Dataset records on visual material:
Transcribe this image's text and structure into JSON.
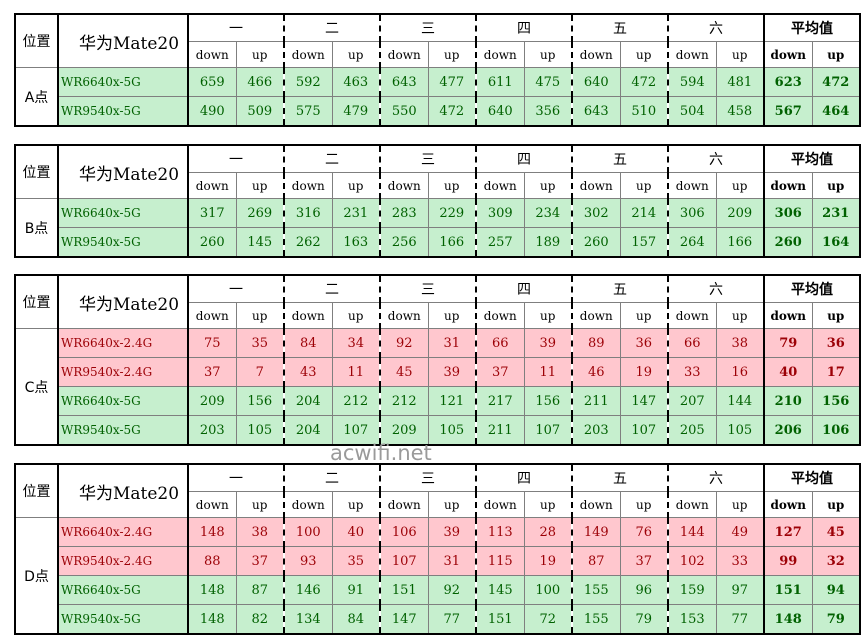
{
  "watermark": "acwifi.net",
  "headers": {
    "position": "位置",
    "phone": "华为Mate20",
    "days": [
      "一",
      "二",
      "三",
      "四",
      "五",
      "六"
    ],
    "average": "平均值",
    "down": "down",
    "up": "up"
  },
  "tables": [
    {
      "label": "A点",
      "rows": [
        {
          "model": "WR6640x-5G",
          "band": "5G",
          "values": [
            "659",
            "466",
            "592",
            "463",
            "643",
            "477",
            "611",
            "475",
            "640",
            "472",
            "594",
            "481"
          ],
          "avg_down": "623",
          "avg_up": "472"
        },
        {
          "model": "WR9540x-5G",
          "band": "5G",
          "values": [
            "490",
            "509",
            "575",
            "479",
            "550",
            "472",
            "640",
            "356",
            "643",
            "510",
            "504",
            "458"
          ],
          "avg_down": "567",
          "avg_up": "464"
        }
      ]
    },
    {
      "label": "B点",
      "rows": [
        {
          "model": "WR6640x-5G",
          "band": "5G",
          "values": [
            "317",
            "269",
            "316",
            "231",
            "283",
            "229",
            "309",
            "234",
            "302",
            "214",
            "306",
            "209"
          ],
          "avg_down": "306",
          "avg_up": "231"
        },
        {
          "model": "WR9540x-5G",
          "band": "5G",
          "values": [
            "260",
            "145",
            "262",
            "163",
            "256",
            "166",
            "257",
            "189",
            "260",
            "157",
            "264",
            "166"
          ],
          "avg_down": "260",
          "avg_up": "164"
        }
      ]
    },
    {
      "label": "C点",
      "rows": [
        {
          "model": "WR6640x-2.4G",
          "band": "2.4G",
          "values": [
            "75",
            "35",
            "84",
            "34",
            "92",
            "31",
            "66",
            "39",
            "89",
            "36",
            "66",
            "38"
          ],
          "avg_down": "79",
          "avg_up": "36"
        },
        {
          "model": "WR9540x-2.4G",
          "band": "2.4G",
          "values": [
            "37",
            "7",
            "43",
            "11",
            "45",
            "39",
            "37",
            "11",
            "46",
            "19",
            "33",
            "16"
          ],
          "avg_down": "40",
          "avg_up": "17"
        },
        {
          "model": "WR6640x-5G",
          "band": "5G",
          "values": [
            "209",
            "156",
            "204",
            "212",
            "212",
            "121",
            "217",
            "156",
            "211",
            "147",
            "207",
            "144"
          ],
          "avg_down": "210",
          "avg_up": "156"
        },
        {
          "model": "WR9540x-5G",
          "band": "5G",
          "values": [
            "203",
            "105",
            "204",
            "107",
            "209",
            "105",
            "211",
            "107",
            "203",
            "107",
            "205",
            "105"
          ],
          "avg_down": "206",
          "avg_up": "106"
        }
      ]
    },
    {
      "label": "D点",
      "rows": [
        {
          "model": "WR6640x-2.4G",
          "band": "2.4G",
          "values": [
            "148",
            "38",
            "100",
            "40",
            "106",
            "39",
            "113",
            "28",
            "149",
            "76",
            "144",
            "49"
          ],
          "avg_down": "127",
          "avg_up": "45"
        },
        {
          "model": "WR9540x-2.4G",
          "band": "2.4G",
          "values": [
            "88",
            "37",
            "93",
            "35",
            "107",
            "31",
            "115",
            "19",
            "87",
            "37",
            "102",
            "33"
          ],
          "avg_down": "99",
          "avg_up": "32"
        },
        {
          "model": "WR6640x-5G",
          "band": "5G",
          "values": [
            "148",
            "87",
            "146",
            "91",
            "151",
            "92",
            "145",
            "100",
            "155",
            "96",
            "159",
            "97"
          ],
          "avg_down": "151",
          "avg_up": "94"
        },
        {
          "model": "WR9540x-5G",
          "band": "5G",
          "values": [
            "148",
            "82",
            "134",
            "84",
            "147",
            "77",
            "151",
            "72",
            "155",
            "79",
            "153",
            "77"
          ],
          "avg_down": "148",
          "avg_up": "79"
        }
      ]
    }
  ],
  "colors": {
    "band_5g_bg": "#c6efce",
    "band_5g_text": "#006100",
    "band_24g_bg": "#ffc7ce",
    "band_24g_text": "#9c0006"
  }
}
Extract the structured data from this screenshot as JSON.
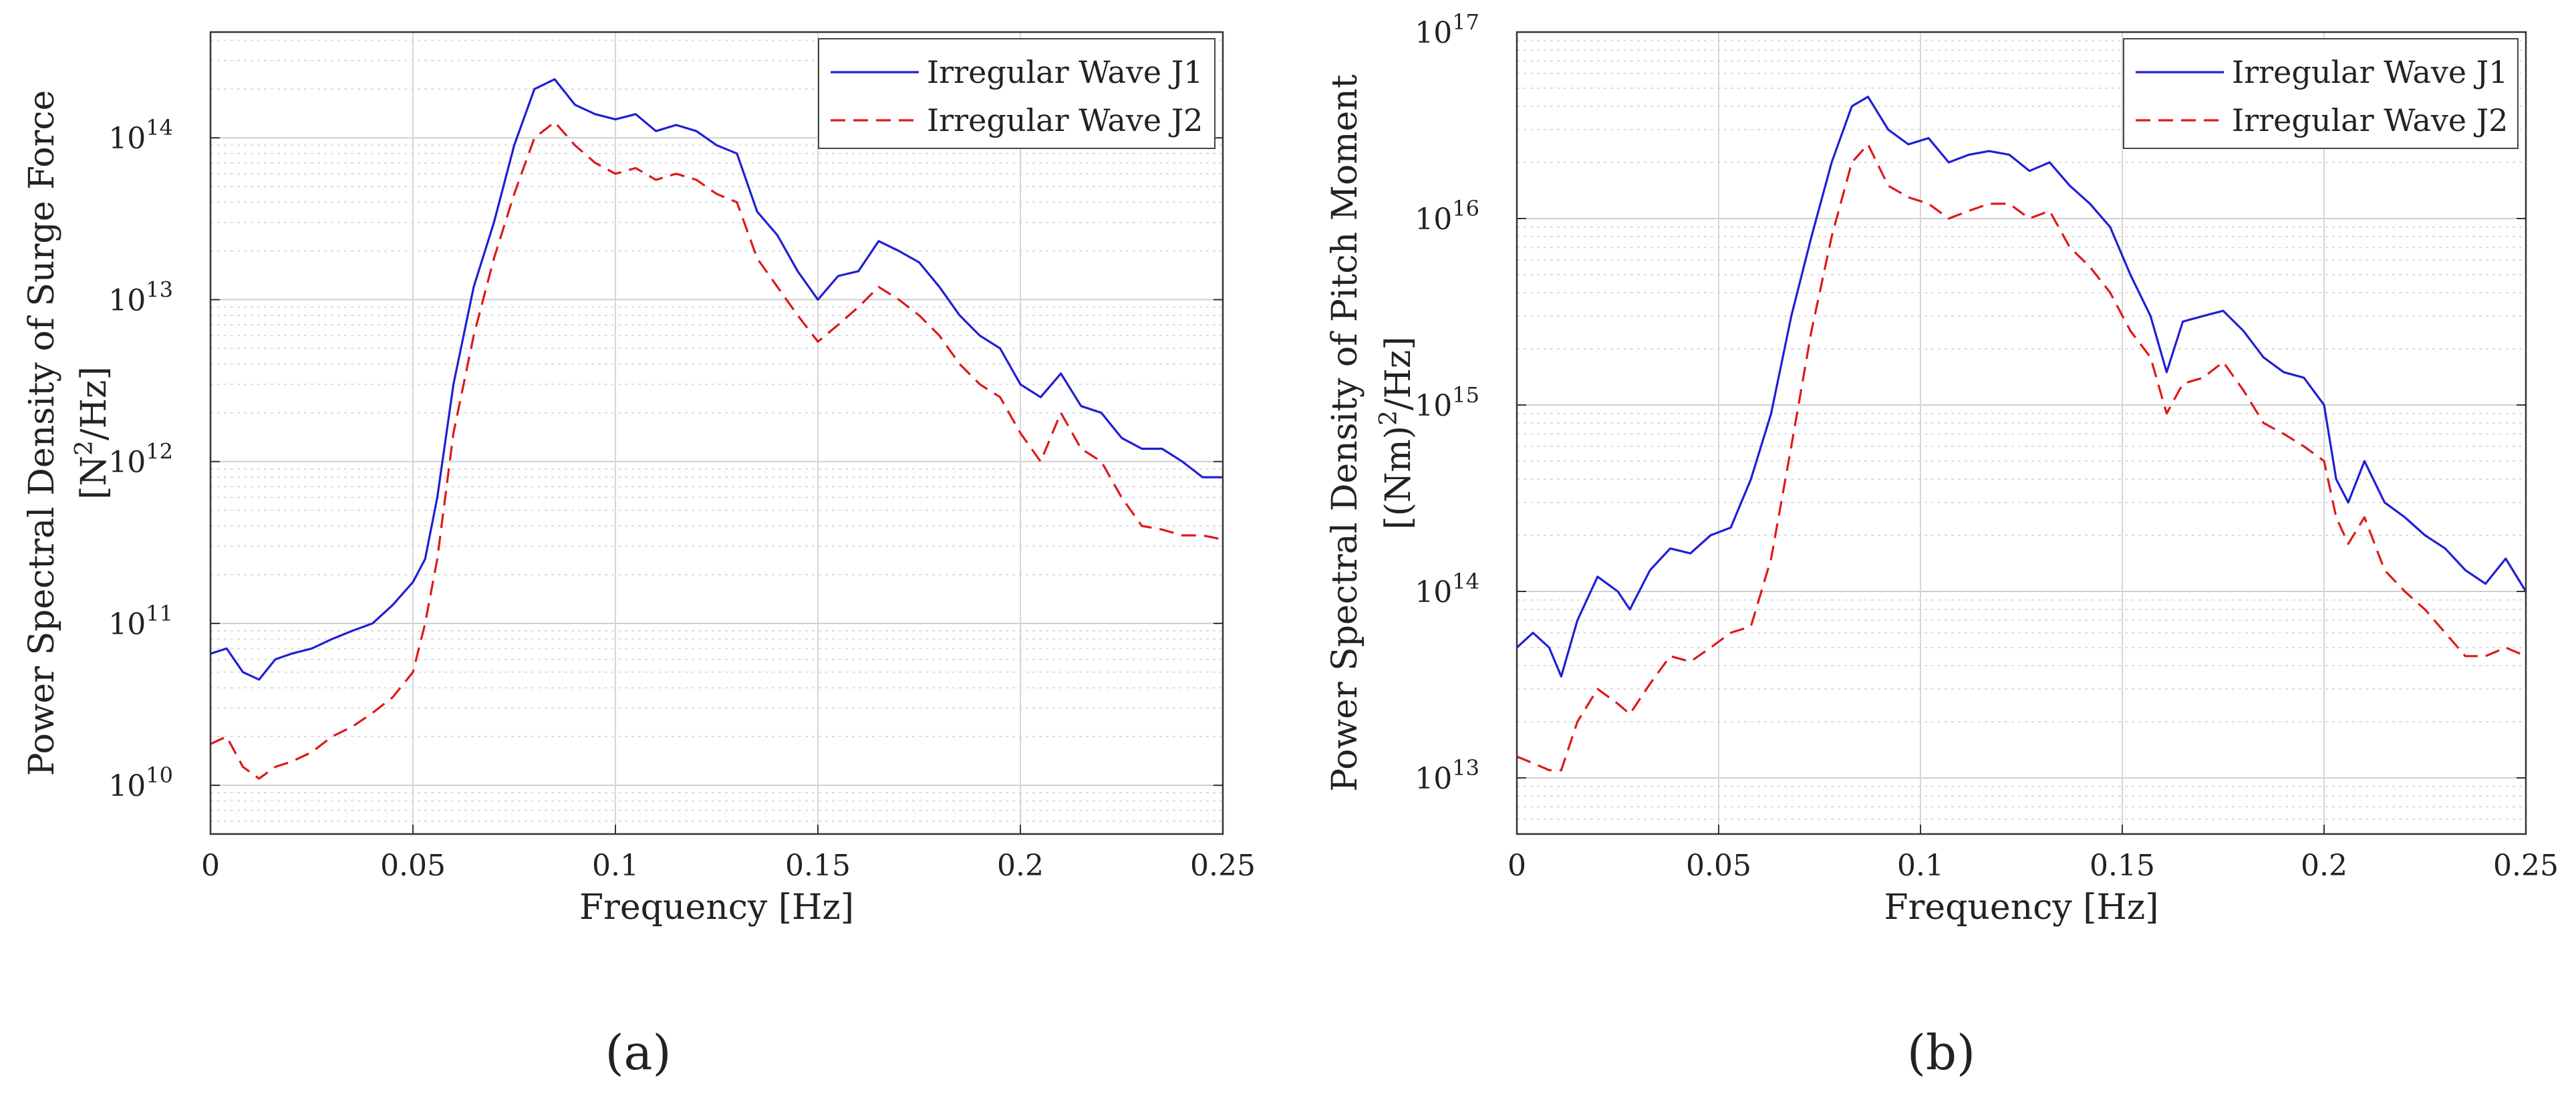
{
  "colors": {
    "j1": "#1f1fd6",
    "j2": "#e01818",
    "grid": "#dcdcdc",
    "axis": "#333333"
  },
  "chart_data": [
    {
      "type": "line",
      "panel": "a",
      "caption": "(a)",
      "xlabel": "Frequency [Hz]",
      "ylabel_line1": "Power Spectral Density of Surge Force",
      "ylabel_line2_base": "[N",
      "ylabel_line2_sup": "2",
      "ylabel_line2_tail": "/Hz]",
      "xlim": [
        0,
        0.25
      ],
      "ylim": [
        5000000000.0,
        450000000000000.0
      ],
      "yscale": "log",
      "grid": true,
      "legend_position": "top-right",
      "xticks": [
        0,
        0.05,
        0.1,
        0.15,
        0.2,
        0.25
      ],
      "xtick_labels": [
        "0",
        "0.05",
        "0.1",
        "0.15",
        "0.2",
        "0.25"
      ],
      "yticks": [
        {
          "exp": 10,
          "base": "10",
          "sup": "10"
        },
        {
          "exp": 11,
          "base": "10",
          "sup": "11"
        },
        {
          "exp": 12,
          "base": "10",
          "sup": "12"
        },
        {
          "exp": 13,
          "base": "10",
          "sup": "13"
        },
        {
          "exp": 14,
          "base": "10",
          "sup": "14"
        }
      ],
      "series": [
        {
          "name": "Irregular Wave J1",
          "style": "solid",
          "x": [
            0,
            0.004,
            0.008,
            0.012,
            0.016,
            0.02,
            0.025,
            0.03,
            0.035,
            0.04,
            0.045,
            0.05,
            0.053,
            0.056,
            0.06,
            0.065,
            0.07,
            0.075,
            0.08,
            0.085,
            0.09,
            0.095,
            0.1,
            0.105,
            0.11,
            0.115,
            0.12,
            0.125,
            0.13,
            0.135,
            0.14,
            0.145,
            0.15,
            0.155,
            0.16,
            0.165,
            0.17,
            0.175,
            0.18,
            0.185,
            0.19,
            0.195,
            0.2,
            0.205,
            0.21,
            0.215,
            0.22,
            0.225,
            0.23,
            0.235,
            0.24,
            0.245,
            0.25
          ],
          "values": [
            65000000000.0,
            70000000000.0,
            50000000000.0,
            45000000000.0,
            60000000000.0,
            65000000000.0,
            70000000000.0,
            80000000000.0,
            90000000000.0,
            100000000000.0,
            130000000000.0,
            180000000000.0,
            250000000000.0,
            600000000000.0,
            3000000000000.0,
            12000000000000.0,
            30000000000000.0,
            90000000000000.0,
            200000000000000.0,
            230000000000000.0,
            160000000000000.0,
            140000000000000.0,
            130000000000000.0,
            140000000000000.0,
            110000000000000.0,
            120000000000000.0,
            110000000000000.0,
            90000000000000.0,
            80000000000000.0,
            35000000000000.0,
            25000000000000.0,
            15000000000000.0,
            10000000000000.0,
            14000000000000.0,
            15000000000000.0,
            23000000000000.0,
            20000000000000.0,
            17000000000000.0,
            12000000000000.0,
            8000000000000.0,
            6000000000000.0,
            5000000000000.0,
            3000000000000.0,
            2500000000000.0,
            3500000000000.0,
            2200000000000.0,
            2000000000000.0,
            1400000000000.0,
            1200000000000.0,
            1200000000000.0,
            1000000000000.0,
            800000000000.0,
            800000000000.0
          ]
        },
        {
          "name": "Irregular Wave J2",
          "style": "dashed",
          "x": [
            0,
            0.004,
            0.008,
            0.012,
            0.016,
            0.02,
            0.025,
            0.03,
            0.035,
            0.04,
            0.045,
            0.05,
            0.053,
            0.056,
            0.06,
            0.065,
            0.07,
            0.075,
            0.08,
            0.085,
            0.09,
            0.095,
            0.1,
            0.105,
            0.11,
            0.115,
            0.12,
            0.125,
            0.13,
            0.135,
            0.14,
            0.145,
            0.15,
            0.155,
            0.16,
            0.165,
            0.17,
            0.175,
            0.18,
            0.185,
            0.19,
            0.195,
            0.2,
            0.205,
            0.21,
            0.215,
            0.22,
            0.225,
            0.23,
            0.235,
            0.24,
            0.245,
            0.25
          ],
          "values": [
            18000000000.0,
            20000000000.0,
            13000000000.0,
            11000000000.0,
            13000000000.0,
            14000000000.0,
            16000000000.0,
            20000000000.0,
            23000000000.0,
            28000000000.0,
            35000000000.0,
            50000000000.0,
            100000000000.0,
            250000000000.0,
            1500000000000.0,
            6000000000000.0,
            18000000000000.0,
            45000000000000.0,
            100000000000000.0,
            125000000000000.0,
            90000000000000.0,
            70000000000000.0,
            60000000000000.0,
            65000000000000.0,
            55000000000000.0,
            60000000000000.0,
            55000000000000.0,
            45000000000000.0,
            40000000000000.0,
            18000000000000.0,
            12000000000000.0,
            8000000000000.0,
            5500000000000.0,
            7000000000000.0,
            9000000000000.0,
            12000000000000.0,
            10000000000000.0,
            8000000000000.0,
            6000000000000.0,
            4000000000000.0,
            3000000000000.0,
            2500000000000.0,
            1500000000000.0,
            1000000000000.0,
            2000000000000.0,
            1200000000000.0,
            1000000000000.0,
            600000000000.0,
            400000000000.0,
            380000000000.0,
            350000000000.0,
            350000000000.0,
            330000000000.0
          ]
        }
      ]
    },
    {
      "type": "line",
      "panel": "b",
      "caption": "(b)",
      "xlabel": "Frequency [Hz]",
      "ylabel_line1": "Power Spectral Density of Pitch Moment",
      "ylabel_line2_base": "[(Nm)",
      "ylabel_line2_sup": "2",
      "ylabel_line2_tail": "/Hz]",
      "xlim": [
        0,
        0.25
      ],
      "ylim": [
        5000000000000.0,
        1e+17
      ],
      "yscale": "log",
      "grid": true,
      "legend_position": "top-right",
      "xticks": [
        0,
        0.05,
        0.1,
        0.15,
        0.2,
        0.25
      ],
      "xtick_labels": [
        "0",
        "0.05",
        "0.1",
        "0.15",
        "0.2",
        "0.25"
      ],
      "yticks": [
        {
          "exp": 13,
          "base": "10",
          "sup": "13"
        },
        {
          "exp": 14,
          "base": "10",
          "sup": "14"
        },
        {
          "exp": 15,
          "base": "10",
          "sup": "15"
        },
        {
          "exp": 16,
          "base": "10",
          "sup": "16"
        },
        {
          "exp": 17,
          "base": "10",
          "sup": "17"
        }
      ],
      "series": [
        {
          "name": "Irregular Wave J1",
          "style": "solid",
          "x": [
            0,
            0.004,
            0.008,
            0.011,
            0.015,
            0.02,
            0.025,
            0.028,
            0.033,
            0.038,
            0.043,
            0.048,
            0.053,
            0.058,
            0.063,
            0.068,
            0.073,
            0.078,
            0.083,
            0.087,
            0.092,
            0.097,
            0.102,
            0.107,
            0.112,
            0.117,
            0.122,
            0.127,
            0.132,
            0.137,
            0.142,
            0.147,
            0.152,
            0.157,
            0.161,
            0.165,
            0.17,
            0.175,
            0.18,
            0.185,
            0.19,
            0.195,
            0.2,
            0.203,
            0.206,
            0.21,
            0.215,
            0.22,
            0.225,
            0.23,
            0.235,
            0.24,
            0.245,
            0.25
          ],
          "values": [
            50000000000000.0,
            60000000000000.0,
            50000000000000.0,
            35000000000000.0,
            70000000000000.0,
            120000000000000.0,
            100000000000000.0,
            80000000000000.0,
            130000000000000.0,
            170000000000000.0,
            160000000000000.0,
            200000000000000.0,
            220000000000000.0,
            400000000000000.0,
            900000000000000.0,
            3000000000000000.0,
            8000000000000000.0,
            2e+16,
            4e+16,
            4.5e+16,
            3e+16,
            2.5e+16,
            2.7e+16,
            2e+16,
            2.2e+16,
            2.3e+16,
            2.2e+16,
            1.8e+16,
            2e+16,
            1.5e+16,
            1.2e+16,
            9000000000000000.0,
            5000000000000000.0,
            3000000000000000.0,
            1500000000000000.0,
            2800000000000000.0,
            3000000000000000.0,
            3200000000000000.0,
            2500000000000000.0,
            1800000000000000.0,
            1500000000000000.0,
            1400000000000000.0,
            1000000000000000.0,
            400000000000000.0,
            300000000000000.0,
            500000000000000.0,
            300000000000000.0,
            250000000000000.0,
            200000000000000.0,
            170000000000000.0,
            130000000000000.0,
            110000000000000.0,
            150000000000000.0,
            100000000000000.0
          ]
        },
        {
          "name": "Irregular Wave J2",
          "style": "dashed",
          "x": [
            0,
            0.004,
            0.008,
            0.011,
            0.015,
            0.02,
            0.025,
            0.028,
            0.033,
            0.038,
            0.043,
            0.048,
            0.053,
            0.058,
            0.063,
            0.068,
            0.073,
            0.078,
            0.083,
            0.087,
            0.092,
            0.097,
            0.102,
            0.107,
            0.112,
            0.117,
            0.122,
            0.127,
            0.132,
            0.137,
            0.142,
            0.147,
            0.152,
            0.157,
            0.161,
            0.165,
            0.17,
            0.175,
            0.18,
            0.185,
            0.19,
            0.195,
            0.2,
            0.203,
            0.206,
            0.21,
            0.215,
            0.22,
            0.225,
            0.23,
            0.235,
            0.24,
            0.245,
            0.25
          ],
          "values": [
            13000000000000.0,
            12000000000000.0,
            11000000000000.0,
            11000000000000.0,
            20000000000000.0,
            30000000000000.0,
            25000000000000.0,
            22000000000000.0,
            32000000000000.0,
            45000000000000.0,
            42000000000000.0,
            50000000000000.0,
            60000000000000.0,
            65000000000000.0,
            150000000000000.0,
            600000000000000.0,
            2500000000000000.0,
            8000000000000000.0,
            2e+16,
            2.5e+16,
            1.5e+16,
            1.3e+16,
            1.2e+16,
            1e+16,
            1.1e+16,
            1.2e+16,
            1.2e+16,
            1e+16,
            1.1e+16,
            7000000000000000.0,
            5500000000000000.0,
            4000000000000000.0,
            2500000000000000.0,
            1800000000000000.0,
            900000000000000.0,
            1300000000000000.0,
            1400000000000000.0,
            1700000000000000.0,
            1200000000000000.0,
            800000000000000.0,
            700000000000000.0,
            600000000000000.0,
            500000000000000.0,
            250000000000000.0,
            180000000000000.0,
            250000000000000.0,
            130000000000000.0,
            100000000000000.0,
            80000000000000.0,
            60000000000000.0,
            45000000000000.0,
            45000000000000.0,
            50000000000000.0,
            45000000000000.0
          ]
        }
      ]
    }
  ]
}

STATED TASK
Reply with one number only, the count of lines above that hold the string "Spectral".

OUTPUT
2